### To do:
Extract, from the listing that follows, each line containing the word "JSON".

** Start Dataset entries **

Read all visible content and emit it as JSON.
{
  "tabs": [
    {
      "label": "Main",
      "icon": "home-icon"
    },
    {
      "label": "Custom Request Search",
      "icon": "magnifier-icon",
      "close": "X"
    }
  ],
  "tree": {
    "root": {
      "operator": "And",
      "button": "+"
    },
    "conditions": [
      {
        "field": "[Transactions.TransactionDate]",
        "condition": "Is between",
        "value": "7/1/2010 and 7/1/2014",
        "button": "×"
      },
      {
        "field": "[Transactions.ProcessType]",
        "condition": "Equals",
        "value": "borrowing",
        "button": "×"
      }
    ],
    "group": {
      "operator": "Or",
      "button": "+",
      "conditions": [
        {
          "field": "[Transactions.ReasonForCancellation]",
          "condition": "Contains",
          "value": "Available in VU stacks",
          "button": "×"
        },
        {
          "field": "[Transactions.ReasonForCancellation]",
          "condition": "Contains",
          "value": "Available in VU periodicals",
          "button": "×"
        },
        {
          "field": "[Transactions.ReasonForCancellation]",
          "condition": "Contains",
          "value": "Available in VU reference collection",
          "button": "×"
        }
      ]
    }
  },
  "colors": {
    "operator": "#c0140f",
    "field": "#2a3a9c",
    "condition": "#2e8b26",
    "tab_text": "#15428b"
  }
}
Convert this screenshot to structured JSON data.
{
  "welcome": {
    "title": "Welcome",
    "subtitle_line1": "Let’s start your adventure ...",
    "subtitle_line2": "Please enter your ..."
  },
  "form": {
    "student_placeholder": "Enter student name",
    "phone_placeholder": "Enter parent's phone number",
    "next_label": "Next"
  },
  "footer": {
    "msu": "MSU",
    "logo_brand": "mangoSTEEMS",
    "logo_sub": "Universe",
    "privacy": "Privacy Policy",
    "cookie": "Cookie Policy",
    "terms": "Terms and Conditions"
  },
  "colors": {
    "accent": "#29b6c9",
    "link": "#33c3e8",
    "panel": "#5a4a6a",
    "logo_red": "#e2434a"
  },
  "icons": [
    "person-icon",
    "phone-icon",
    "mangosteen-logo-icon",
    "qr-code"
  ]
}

** End Dataset entries **

### Solution to this task:
Read all visible content and emit it as JSON.
Convert this screenshot to structured JSON data.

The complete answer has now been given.